- WORK TO COMPLETE
Return each line containing the string "полный".

Collection entries:
______

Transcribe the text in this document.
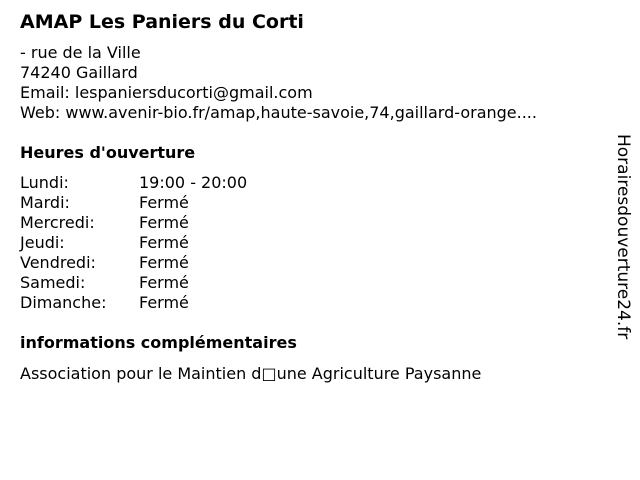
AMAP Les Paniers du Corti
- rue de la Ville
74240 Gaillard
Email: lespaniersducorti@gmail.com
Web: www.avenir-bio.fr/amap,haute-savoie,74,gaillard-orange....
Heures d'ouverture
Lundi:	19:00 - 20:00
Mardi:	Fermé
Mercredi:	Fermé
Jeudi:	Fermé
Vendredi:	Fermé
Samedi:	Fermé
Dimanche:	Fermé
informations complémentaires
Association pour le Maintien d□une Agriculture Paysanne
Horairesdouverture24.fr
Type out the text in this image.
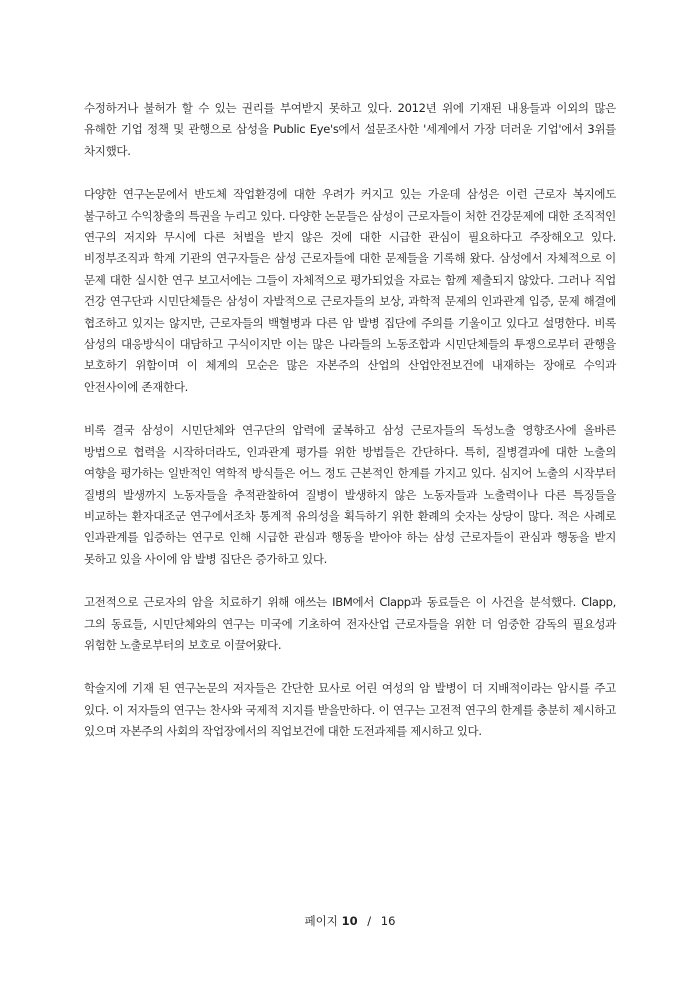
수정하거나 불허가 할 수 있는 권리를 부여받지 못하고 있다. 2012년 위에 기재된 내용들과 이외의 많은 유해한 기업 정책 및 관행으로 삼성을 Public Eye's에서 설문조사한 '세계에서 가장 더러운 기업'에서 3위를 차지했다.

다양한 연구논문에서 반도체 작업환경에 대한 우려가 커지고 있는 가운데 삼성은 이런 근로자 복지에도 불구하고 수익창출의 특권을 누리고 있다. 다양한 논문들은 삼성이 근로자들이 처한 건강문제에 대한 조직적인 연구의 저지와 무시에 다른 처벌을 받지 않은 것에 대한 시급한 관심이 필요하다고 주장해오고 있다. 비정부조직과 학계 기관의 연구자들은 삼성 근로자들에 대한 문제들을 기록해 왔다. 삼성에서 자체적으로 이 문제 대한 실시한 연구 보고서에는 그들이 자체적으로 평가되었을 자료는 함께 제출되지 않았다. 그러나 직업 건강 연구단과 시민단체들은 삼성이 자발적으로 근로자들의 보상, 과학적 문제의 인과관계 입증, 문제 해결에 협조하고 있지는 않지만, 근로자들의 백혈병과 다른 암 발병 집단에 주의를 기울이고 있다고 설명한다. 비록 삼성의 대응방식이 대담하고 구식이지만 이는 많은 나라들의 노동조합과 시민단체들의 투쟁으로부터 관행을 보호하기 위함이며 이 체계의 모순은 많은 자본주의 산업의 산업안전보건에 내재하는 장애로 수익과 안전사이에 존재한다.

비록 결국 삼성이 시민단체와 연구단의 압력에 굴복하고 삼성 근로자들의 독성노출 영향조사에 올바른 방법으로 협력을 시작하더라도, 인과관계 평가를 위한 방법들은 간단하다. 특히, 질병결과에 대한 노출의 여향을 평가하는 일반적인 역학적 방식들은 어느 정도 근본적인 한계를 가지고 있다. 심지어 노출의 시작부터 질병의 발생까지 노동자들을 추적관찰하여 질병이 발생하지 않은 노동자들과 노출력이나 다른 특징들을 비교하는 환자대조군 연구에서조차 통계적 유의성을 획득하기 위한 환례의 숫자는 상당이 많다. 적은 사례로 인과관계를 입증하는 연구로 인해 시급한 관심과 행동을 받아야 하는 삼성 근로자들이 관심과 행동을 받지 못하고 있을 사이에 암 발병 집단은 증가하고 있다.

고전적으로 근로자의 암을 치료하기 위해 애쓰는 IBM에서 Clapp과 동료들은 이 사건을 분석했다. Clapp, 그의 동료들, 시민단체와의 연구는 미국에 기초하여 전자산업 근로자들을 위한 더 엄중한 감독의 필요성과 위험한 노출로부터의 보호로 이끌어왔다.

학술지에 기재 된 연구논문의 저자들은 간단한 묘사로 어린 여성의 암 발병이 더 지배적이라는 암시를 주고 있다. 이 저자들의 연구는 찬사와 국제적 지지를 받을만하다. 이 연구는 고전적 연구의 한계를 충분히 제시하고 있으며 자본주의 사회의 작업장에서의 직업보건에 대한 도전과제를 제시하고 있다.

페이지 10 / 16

______

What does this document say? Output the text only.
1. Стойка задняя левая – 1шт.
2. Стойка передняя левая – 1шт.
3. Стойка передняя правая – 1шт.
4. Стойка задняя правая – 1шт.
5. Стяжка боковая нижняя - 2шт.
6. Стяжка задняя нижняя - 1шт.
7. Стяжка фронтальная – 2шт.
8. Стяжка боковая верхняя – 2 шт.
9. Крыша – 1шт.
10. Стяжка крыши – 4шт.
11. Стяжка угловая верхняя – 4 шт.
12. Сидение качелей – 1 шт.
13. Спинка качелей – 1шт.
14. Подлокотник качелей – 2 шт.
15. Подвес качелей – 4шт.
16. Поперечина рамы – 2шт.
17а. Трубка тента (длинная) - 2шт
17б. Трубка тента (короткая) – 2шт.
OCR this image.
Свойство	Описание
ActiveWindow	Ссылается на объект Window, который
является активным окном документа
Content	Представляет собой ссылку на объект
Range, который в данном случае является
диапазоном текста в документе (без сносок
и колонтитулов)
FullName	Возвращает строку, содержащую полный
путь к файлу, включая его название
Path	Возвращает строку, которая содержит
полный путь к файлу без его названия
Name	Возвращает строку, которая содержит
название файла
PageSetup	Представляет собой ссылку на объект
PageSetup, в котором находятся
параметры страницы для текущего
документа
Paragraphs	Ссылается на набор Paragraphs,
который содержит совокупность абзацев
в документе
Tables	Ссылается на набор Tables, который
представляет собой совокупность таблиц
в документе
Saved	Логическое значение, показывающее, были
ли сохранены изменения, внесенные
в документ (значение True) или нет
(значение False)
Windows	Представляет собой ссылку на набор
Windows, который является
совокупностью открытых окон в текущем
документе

______

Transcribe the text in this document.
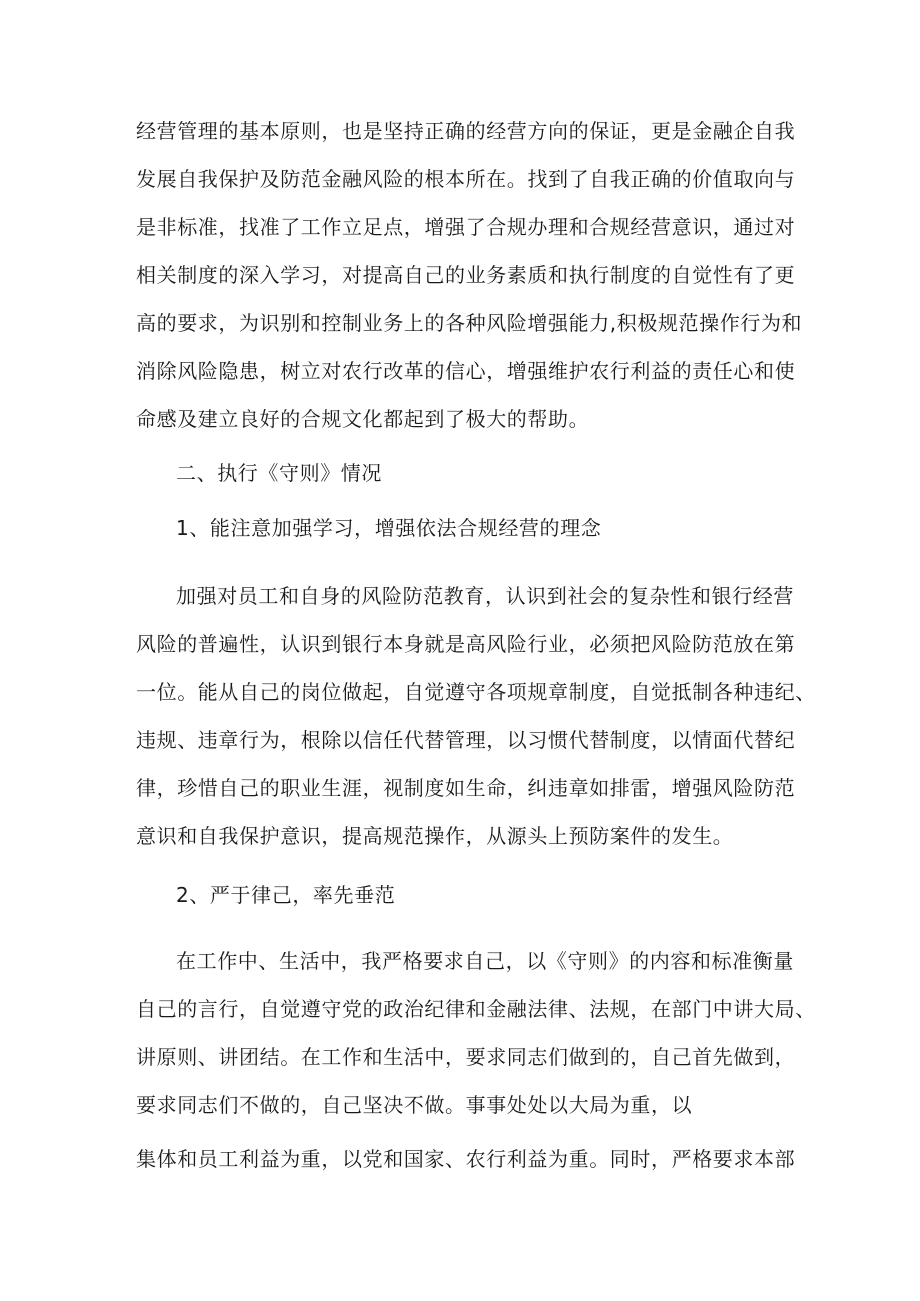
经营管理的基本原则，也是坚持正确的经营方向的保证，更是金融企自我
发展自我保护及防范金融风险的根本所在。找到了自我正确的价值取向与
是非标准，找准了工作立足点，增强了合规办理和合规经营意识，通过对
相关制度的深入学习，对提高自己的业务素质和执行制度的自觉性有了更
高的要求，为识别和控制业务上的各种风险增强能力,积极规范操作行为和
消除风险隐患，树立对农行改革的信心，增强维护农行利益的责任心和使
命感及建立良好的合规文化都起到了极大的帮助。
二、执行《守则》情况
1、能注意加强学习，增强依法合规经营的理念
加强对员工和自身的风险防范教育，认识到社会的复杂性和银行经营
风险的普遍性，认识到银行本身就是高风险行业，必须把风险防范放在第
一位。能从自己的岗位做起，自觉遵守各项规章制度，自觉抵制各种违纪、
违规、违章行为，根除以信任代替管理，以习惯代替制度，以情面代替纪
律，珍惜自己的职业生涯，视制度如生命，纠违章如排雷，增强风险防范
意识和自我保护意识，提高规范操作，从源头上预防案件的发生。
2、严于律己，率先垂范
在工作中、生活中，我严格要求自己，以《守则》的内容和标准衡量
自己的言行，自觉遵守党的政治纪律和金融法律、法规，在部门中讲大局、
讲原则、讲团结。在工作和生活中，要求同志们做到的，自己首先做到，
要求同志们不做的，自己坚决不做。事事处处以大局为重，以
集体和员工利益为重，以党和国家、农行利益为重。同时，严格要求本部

______

- RIGHT ANSWER
FullName	Возвращает строку, содержащую полный
полный путь к файлу без его названия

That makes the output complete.